_Set problem_:
In your copy, leave out the pictures; write out all the data exactly.

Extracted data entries
·····

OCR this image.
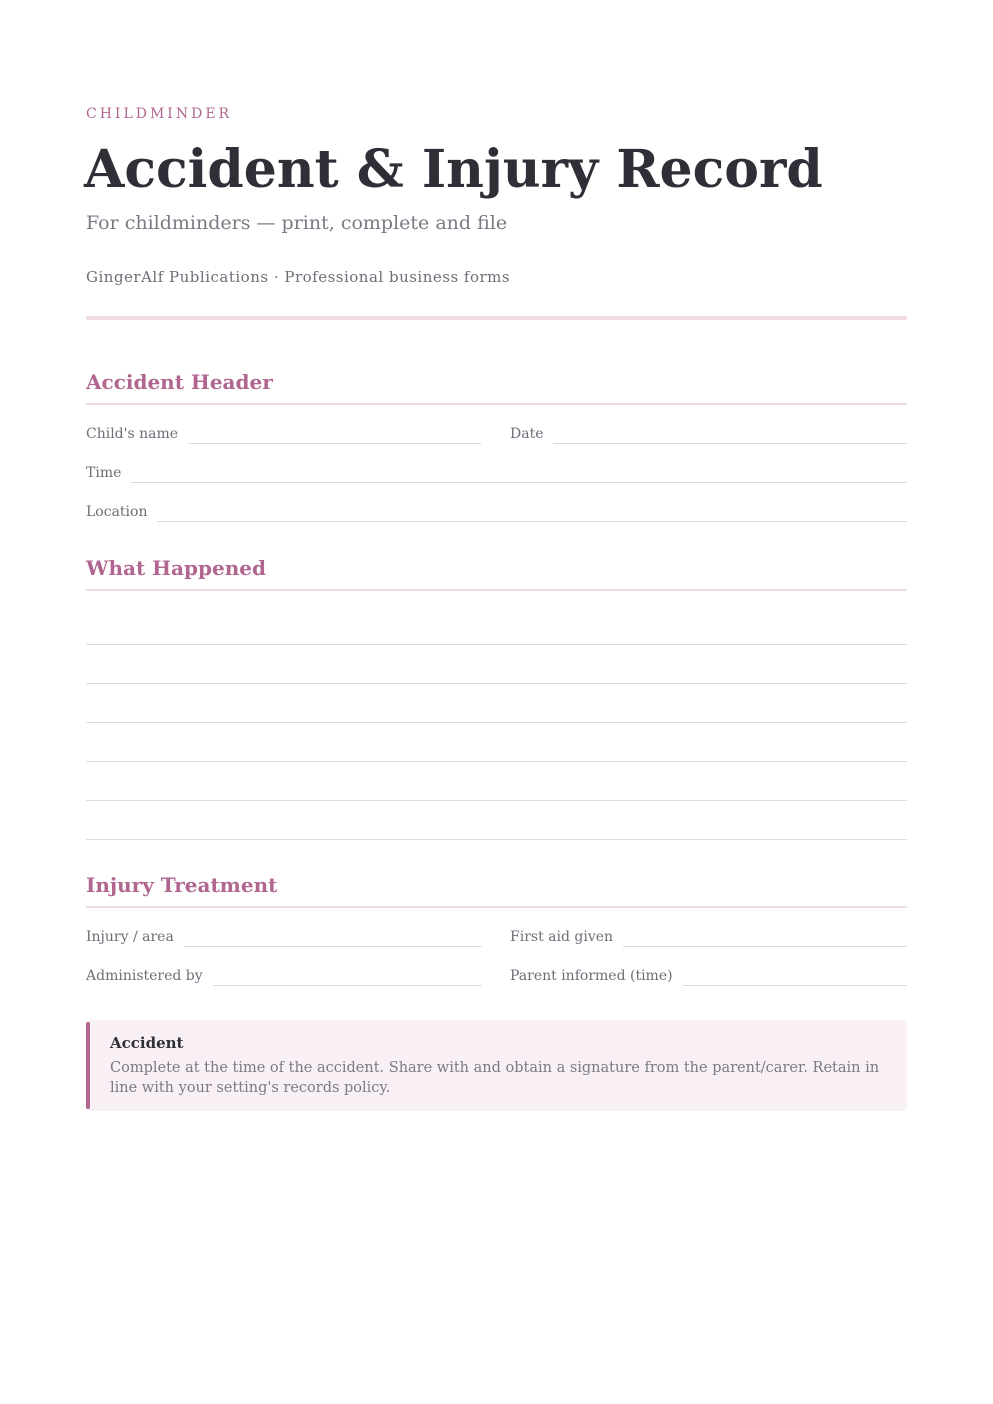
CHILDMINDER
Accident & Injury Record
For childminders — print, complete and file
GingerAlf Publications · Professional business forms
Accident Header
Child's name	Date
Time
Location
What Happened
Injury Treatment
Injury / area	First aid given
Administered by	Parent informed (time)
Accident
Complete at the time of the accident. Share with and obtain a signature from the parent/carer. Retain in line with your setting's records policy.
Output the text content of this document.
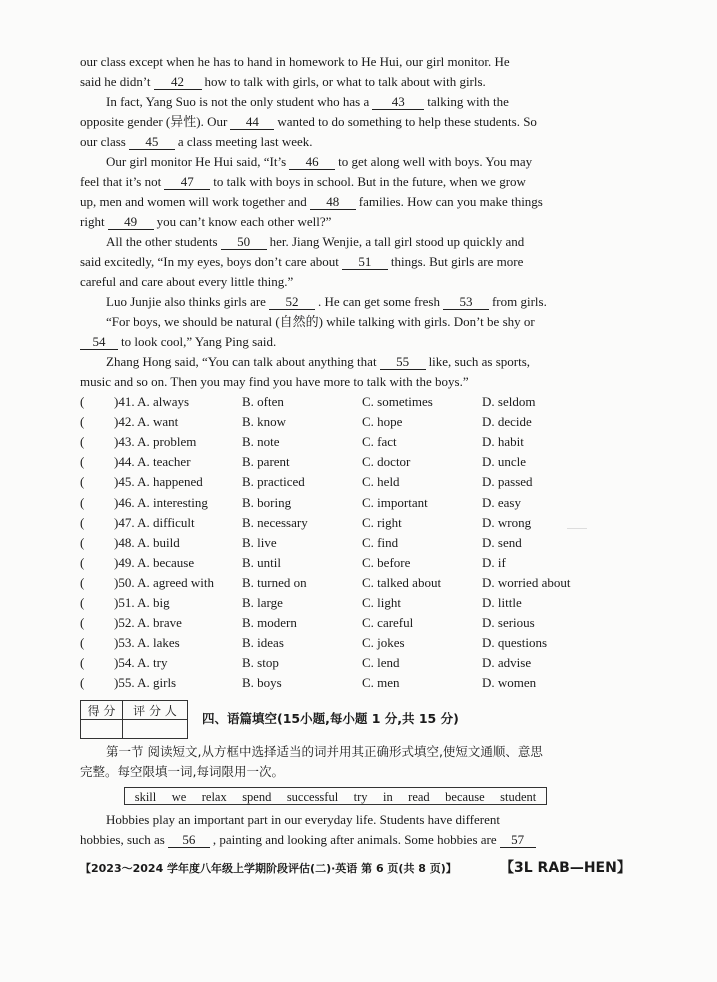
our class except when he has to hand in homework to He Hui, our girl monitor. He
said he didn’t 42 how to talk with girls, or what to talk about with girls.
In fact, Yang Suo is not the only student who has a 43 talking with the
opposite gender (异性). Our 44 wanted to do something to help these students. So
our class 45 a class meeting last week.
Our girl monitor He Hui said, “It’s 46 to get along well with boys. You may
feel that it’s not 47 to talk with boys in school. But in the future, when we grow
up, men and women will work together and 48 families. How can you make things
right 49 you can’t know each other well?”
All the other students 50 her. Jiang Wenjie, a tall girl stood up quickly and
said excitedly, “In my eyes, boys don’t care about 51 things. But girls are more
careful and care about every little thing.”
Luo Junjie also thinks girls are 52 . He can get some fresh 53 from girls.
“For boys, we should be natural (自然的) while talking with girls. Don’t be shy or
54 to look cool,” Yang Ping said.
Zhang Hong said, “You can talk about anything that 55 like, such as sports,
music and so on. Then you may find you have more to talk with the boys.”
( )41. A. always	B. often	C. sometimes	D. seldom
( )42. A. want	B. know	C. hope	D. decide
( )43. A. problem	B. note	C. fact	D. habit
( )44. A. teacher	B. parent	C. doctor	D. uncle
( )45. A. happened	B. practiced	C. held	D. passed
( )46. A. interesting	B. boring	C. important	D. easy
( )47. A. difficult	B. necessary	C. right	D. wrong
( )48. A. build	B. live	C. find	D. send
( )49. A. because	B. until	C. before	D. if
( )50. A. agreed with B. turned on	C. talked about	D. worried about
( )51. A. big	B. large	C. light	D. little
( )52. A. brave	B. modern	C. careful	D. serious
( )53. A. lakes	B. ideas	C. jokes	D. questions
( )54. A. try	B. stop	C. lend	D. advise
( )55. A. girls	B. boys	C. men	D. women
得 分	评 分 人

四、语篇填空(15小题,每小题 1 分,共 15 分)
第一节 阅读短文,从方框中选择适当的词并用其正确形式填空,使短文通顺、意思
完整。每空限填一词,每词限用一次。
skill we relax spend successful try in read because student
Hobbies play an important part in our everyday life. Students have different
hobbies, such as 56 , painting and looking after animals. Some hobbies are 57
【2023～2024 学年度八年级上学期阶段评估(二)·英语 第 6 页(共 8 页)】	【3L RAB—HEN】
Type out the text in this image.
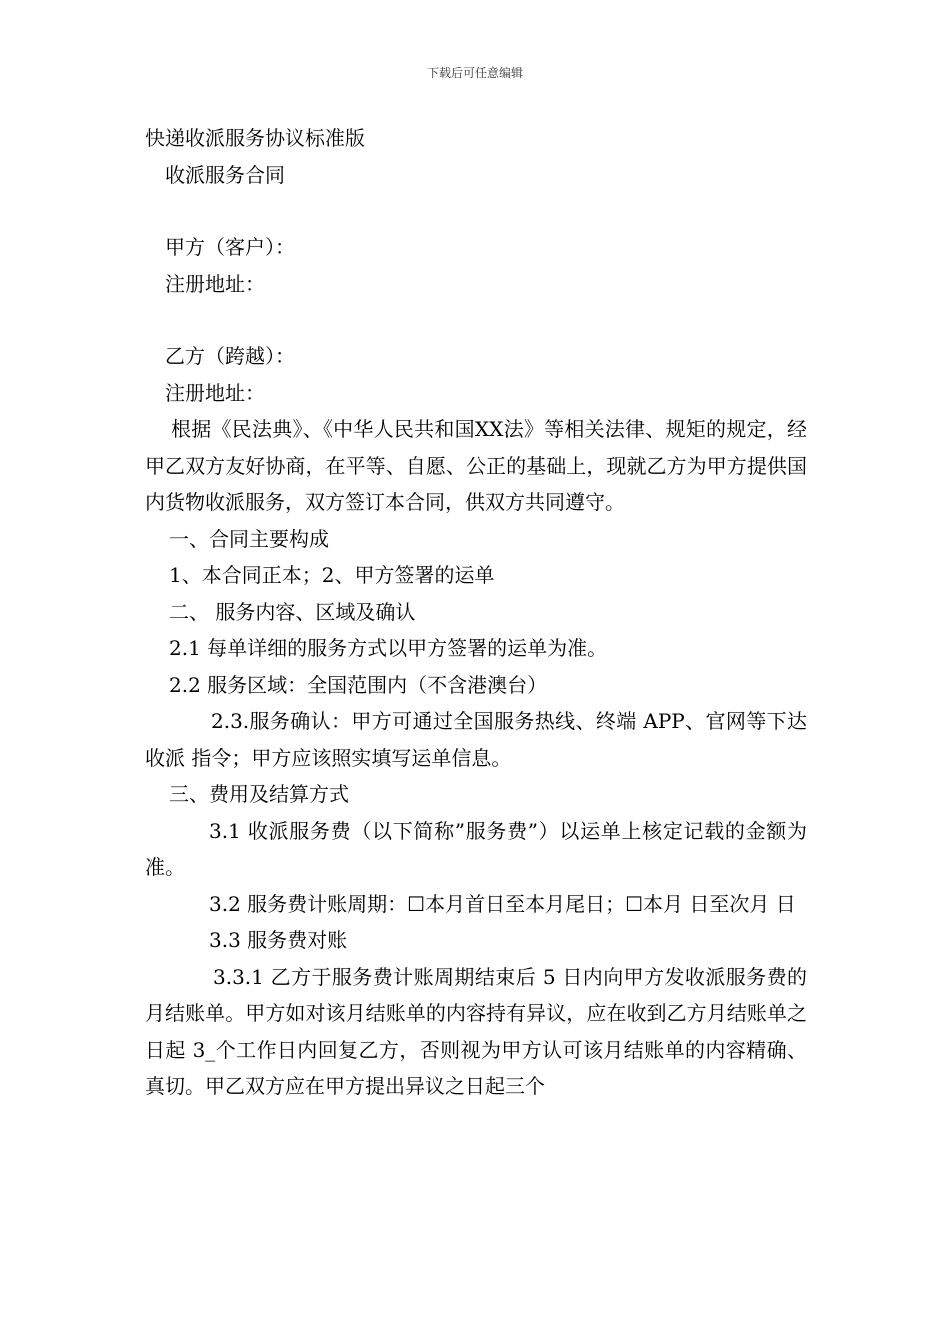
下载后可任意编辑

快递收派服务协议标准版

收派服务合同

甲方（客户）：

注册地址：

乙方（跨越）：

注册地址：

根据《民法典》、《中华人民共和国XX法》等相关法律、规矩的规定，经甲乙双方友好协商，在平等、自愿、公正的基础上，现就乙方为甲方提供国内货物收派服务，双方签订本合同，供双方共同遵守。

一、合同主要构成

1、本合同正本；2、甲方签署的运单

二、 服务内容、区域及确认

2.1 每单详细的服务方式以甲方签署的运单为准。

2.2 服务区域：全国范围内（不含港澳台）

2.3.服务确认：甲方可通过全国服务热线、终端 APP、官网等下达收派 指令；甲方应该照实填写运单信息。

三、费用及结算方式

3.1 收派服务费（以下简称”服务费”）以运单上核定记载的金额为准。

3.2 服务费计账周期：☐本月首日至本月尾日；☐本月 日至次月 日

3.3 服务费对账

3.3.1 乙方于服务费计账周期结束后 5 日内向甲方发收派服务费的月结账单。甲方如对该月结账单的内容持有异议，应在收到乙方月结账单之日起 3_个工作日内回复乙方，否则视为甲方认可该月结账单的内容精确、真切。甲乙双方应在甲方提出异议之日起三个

·····

_Solved exercise_:
OCR this image.
CHILDMINDER
Accident & Injury Record
For childminders — print, complete and file
GingerAlf Publications · Professional business forms
Accident Header
Child's name	Date
Time
Location
What Happened
Injury Treatment
Injury / area	First aid given
Administered by	Parent informed (time)
Accident
Complete at the time of the accident. Share with and obtain a signature from the parent/carer. Retain in line with your setting's records policy.
Output the text content of this document.
our class except when he has to hand in homework to He Hui, our girl monitor. He
said he didn’t 42 how to talk with girls, or what to talk about with girls.
In fact, Yang Suo is not the only student who has a 43 talking with the
opposite gender (异性). Our 44 wanted to do something to help these students. So
our class 45 a class meeting last week.
Our girl monitor He Hui said, “It’s 46 to get along well with boys. You may
feel that it’s not 47 to talk with boys in school. But in the future, when we grow
up, men and women will work together and 48 families. How can you make things
right 49 you can’t know each other well?”
All the other students 50 her. Jiang Wenjie, a tall girl stood up quickly and
said excitedly, “In my eyes, boys don’t care about 51 things. But girls are more
careful and care about every little thing.”
Luo Junjie also thinks girls are 52 . He can get some fresh 53 from girls.
“For boys, we should be natural (自然的) while talking with girls. Don’t be shy or
54 to look cool,” Yang Ping said.
Zhang Hong said, “You can talk about anything that 55 like, such as sports,
music and so on. Then you may find you have more to talk with the boys.”
( )41. A. always	B. often	C. sometimes	D. seldom
( )42. A. want	B. know	C. hope	D. decide
( )43. A. problem	B. note	C. fact	D. habit
( )44. A. teacher	B. parent	C. doctor	D. uncle
( )45. A. happened	B. practiced	C. held	D. passed
( )46. A. interesting	B. boring	C. important	D. easy
( )47. A. difficult	B. necessary	C. right	D. wrong
( )48. A. build	B. live	C. find	D. send
( )49. A. because	B. until	C. before	D. if
( )50. A. agreed with B. turned on	C. talked about	D. worried about
( )51. A. big	B. large	C. light	D. little
( )52. A. brave	B. modern	C. careful	D. serious
( )53. A. lakes	B. ideas	C. jokes	D. questions
( )54. A. try	B. stop	C. lend	D. advise
( )55. A. girls	B. boys	C. men	D. women
得 分	评 分 人

四、语篇填空(15小题,每小题 1 分,共 15 分)
第一节 阅读短文,从方框中选择适当的词并用其正确形式填空,使短文通顺、意思
完整。每空限填一词,每词限用一次。
skill we relax spend successful try in read because student
Hobbies play an important part in our everyday life. Students have different
hobbies, such as 56 , painting and looking after animals. Some hobbies are 57
【2023～2024 学年度八年级上学期阶段评估(二)·英语 第 6 页(共 8 页)】	【3L RAB—HEN】
Type out the text in this image.
下载后可任意编辑

快递收派服务协议标准版

收派服务合同

甲方（客户）：

注册地址：

乙方（跨越）：

注册地址：

根据《民法典》、《中华人民共和国XX法》等相关法律、规矩的规定，经甲乙双方友好协商，在平等、自愿、公正的基础上，现就乙方为甲方提供国内货物收派服务，双方签订本合同，供双方共同遵守。

一、合同主要构成

1、本合同正本；2、甲方签署的运单

二、 服务内容、区域及确认

2.1 每单详细的服务方式以甲方签署的运单为准。

2.2 服务区域：全国范围内（不含港澳台）

2.3.服务确认：甲方可通过全国服务热线、终端 APP、官网等下达收派 指令；甲方应该照实填写运单信息。

三、费用及结算方式

3.1 收派服务费（以下简称”服务费”）以运单上核定记载的金额为准。

3.2 服务费计账周期：☐本月首日至本月尾日；☐本月 日至次月 日

3.3 服务费对账

3.3.1 乙方于服务费计账周期结束后 5 日内向甲方发收派服务费的月结账单。甲方如对该月结账单的内容持有异议，应在收到乙方月结账单之日起 3_个工作日内回复乙方，否则视为甲方认可该月结账单的内容精确、真切。甲乙双方应在甲方提出异议之日起三个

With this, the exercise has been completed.